[Lines of data]
·····

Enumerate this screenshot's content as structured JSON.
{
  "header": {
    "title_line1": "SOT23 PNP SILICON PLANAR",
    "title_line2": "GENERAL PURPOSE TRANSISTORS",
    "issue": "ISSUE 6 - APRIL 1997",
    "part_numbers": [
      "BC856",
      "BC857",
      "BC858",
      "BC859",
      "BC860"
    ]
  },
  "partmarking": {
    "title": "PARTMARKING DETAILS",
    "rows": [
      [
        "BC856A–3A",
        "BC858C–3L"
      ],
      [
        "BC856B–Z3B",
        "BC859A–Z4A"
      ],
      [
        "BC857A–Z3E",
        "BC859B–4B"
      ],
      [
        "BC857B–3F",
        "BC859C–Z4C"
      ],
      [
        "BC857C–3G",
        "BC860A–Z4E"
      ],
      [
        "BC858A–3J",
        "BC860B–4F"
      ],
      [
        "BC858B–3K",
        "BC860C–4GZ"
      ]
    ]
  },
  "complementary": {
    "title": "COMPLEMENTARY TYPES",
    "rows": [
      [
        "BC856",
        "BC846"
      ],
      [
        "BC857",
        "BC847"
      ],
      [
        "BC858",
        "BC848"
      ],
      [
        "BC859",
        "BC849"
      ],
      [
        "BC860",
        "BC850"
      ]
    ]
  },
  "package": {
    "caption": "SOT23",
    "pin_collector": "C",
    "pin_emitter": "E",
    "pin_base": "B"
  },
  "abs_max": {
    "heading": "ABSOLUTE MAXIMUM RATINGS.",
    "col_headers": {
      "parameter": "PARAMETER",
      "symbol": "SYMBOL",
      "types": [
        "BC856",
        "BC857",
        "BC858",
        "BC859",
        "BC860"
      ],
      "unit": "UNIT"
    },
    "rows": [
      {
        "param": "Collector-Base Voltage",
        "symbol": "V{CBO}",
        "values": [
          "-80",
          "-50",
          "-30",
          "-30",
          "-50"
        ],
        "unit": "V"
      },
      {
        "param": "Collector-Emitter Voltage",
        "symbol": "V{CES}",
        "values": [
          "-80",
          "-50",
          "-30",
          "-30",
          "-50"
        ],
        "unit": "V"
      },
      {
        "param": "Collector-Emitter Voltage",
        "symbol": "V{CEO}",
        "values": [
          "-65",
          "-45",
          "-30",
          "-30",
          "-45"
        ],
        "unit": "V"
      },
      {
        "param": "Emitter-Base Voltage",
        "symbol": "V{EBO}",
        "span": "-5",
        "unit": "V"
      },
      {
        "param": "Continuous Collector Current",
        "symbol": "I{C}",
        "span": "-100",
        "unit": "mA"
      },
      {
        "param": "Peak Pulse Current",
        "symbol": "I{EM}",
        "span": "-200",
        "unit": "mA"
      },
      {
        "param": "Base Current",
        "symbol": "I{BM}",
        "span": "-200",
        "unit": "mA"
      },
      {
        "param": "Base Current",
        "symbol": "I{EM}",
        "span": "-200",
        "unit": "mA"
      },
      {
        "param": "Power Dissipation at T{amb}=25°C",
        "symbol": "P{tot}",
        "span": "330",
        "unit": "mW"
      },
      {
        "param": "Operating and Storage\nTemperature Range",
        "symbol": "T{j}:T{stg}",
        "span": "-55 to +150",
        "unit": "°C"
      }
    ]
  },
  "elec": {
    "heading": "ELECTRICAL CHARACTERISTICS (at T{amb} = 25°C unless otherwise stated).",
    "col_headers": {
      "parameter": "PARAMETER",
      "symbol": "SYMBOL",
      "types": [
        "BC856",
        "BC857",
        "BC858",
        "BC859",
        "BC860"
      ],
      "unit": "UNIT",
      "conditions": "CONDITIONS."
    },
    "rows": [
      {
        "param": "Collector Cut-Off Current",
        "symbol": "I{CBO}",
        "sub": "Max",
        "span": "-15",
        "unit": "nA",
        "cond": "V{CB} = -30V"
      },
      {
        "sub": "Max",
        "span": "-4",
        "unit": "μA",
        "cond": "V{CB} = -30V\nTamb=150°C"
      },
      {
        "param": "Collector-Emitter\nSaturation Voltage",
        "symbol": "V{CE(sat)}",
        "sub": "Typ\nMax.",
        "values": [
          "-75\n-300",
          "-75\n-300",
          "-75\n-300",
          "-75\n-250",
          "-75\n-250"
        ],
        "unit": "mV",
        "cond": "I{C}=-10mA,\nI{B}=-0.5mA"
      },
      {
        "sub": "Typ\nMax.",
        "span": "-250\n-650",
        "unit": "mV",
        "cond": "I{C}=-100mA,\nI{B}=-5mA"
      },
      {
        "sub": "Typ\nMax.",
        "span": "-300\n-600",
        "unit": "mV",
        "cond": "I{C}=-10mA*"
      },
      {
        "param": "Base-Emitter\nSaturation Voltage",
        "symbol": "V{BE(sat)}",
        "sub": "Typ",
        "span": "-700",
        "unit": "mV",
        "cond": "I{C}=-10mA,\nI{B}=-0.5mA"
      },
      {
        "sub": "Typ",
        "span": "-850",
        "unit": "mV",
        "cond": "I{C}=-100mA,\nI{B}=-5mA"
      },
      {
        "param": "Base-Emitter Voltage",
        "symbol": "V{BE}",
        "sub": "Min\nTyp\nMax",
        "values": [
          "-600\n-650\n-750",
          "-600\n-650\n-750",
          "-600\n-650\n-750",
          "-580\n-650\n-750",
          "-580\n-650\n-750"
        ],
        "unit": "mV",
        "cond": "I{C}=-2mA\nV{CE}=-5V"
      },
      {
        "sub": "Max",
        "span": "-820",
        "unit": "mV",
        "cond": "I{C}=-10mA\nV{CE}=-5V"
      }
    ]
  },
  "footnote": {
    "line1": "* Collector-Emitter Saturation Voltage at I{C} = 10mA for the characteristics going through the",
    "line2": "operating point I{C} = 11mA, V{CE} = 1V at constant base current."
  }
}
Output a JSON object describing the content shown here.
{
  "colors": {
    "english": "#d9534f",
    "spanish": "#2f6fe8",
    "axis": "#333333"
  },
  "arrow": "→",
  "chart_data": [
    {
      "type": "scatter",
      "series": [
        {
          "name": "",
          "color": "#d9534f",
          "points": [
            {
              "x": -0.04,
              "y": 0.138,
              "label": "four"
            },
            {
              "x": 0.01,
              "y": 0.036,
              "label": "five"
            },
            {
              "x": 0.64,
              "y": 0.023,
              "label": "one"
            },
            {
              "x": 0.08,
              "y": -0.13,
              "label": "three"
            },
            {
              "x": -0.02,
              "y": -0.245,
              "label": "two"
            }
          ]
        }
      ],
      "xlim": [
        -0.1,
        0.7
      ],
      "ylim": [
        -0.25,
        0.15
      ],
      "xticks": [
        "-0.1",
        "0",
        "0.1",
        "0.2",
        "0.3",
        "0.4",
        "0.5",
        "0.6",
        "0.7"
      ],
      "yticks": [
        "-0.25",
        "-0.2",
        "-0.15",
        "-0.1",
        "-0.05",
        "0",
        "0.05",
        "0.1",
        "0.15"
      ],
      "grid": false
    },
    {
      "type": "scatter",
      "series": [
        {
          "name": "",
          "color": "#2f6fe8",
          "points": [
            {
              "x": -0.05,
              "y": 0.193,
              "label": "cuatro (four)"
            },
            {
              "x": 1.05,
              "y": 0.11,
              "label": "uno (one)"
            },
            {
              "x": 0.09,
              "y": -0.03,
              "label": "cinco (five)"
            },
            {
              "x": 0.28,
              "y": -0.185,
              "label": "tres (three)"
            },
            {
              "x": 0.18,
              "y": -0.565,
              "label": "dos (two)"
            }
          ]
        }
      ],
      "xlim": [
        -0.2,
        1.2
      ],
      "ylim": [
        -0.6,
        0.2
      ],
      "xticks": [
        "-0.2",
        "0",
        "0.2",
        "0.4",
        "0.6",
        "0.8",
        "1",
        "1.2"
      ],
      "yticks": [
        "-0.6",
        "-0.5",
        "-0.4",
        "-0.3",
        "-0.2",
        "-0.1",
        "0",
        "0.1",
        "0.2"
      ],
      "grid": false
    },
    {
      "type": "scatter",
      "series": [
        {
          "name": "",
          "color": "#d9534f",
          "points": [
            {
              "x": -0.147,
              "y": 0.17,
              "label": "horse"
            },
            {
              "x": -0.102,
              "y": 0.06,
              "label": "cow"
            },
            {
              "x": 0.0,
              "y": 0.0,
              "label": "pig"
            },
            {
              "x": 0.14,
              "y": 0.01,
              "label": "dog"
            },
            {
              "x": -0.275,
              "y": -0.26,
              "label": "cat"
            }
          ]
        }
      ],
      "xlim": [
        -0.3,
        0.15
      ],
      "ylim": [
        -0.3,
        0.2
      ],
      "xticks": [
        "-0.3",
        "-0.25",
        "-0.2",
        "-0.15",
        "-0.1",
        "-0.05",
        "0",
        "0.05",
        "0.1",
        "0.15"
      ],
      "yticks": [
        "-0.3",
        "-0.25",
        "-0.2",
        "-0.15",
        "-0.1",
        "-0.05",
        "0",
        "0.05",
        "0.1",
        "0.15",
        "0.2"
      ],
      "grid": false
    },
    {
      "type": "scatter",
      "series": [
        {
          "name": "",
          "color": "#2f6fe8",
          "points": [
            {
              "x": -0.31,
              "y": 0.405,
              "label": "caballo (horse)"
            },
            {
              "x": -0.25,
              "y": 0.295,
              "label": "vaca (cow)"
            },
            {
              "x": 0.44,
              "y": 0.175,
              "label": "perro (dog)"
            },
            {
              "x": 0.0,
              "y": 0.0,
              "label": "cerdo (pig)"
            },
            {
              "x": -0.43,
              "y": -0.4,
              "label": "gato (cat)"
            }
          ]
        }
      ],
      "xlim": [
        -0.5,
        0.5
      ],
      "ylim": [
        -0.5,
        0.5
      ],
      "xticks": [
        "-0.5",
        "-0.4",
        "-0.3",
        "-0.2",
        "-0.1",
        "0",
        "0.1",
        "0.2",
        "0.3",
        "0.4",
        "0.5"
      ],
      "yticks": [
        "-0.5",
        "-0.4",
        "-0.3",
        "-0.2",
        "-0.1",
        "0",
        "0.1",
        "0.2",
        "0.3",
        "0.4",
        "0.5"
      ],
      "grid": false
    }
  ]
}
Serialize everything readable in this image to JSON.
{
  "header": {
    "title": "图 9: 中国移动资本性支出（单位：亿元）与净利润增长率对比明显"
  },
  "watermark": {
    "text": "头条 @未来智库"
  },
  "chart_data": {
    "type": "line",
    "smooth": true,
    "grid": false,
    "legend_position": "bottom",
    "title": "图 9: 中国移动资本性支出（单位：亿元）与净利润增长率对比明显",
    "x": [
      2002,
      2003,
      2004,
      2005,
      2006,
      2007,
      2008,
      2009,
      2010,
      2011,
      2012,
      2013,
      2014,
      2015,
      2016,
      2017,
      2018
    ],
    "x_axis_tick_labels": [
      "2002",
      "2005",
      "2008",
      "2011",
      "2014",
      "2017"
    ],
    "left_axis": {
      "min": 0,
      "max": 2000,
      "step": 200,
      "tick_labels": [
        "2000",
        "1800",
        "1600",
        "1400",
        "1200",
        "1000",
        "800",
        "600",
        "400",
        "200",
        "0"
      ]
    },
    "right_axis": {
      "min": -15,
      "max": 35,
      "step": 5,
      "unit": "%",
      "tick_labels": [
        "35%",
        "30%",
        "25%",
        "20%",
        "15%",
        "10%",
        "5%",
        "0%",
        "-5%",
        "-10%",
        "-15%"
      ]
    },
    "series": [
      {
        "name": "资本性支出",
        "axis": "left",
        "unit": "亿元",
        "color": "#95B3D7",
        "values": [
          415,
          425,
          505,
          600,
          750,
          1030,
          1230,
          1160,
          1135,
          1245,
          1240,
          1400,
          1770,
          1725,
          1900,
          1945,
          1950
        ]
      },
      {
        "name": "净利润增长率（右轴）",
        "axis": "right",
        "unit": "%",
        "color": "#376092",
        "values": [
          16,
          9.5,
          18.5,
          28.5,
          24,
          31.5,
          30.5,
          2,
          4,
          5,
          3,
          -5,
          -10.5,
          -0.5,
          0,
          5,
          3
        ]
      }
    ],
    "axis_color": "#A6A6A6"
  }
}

·····

**Objective**
Show all lines in the entries above where the word "content" appears.

**Answer to the task**
Enumerate this screenshot's content as structured JSON.
Output a JSON object describing the content shown here.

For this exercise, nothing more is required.